* _Short problem_
Copy the data precisely, keeping every character.

* _Given records_
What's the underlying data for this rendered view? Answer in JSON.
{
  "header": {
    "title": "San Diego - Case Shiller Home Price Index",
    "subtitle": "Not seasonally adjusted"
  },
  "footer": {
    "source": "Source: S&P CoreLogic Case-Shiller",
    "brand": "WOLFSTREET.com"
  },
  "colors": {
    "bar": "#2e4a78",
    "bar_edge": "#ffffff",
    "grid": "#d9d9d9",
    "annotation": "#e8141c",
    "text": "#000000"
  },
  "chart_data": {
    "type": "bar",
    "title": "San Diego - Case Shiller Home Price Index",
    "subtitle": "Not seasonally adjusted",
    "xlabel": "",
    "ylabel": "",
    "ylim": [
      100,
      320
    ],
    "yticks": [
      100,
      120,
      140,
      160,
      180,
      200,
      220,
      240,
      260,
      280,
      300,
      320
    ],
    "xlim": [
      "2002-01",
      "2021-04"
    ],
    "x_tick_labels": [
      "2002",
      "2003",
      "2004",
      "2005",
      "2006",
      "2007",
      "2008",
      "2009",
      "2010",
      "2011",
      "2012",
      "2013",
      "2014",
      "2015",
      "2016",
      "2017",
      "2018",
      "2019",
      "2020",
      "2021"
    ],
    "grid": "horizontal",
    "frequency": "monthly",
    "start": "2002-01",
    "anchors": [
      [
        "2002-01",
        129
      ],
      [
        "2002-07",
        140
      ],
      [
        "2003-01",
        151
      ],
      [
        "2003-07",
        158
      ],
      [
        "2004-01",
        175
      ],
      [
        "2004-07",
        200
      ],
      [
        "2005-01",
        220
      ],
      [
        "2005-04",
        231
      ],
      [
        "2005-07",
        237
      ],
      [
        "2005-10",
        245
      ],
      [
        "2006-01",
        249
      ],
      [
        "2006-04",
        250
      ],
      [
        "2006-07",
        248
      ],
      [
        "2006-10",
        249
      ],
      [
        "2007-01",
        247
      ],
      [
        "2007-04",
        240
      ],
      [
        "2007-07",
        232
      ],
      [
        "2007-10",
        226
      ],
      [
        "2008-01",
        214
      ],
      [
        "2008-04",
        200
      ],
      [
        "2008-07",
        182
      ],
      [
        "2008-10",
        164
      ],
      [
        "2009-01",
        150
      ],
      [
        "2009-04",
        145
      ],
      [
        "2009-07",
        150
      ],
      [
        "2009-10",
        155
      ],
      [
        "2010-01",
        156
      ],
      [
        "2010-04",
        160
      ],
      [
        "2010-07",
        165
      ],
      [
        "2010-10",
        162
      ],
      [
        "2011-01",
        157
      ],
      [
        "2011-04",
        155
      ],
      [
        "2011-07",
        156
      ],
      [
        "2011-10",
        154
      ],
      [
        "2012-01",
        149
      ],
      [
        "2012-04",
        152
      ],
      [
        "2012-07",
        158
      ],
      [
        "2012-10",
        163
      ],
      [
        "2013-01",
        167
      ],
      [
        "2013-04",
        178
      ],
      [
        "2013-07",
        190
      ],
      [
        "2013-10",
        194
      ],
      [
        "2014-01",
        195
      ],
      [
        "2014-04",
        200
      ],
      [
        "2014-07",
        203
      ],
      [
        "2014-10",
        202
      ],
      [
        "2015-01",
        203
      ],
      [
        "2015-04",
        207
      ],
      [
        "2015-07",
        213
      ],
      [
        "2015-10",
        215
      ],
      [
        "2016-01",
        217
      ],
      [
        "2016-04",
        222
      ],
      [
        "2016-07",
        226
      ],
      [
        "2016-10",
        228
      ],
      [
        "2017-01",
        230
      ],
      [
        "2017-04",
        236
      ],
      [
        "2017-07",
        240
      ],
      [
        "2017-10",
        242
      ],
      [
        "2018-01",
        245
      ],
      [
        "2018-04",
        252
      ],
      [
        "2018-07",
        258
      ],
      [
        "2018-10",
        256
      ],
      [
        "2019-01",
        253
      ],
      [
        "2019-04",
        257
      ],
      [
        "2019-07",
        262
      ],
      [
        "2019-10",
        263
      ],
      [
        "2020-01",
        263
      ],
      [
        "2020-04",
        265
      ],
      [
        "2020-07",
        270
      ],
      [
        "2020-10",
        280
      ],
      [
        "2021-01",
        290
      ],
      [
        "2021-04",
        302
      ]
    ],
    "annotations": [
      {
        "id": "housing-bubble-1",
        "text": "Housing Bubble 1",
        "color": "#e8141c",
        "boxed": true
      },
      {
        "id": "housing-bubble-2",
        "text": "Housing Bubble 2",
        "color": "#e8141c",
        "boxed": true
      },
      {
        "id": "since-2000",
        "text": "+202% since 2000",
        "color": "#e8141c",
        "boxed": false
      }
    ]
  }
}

* _Reply_
What's the underlying data for this rendered view? Answer in JSON.
{
  "header": {
    "title": "San Diego - Case Shiller Home Price Index",
    "subtitle": "Not seasonally adjusted"
  },
  "footer": {
    "source": "Source: S&P CoreLogic Case-Shiller",
    "brand": "WOLFSTREET.com"
  },
  "colors": {
    "bar": "#2e4a78",
    "bar_edge": "#ffffff",
    "grid": "#d9d9d9",
    "annotation": "#e8141c",
    "text": "#000000"
  },
  "chart_data": {
    "type": "bar",
    "title": "San Diego - Case Shiller Home Price Index",
    "subtitle": "Not seasonally adjusted",
    "xlabel": "",
    "ylabel": "",
    "ylim": [
      100,
      320
    ],
    "yticks": [
      100,
      120,
      140,
      160,
      180,
      200,
      220,
      240,
      260,
      280,
      300,
      320
    ],
    "xlim": [
      "2002-01",
      "2021-04"
    ],
    "x_tick_labels": [
      "2002",
      "2003",
      "2004",
      "2005",
      "2006",
      "2007",
      "2008",
      "2009",
      "2010",
      "2011",
      "2012",
      "2013",
      "2014",
      "2015",
      "2016",
      "2017",
      "2018",
      "2019",
      "2020",
      "2021"
    ],
    "grid": "horizontal",
    "frequency": "monthly",
    "start": "2002-01",
    "anchors": [
      [
        "2002-01",
        129
      ],
      [
        "2002-07",
        140
      ],
      [
        "2003-01",
        151
      ],
      [
        "2003-07",
        158
      ],
      [
        "2004-01",
        175
      ],
      [
        "2004-07",
        200
      ],
      [
        "2005-01",
        220
      ],
      [
        "2005-04",
        231
      ],
      [
        "2005-07",
        237
      ],
      [
        "2005-10",
        245
      ],
      [
        "2006-01",
        249
      ],
      [
        "2006-04",
        250
      ],
      [
        "2006-07",
        248
      ],
      [
        "2006-10",
        249
      ],
      [
        "2007-01",
        247
      ],
      [
        "2007-04",
        240
      ],
      [
        "2007-07",
        232
      ],
      [
        "2007-10",
        226
      ],
      [
        "2008-01",
        214
      ],
      [
        "2008-04",
        200
      ],
      [
        "2008-07",
        182
      ],
      [
        "2008-10",
        164
      ],
      [
        "2009-01",
        150
      ],
      [
        "2009-04",
        145
      ],
      [
        "2009-07",
        150
      ],
      [
        "2009-10",
        155
      ],
      [
        "2010-01",
        156
      ],
      [
        "2010-04",
        160
      ],
      [
        "2010-07",
        165
      ],
      [
        "2010-10",
        162
      ],
      [
        "2011-01",
        157
      ],
      [
        "2011-04",
        155
      ],
      [
        "2011-07",
        156
      ],
      [
        "2011-10",
        154
      ],
      [
        "2012-01",
        149
      ],
      [
        "2012-04",
        152
      ],
      [
        "2012-07",
        158
      ],
      [
        "2012-10",
        163
      ],
      [
        "2013-01",
        167
      ],
      [
        "2013-04",
        178
      ],
      [
        "2013-07",
        190
      ],
      [
        "2013-10",
        194
      ],
      [
        "2014-01",
        195
      ],
      [
        "2014-04",
        200
      ],
      [
        "2014-07",
        203
      ],
      [
        "2014-10",
        202
      ],
      [
        "2015-01",
        203
      ],
      [
        "2015-04",
        207
      ],
      [
        "2015-07",
        213
      ],
      [
        "2015-10",
        215
      ],
      [
        "2016-01",
        217
      ],
      [
        "2016-04",
        222
      ],
      [
        "2016-07",
        226
      ],
      [
        "2016-10",
        228
      ],
      [
        "2017-01",
        230
      ],
      [
        "2017-04",
        236
      ],
      [
        "2017-07",
        240
      ],
      [
        "2017-10",
        242
      ],
      [
        "2018-01",
        245
      ],
      [
        "2018-04",
        252
      ],
      [
        "2018-07",
        258
      ],
      [
        "2018-10",
        256
      ],
      [
        "2019-01",
        253
      ],
      [
        "2019-04",
        257
      ],
      [
        "2019-07",
        262
      ],
      [
        "2019-10",
        263
      ],
      [
        "2020-01",
        263
      ],
      [
        "2020-04",
        265
      ],
      [
        "2020-07",
        270
      ],
      [
        "2020-10",
        280
      ],
      [
        "2021-01",
        290
      ],
      [
        "2021-04",
        302
      ]
    ],
    "annotations": [
      {
        "id": "housing-bubble-1",
        "text": "Housing Bubble 1",
        "color": "#e8141c",
        "boxed": true
      },
      {
        "id": "housing-bubble-2",
        "text": "Housing Bubble 2",
        "color": "#e8141c",
        "boxed": true
      },
      {
        "id": "since-2000",
        "text": "+202% since 2000",
        "color": "#e8141c",
        "boxed": false
      }
    ]
  }
}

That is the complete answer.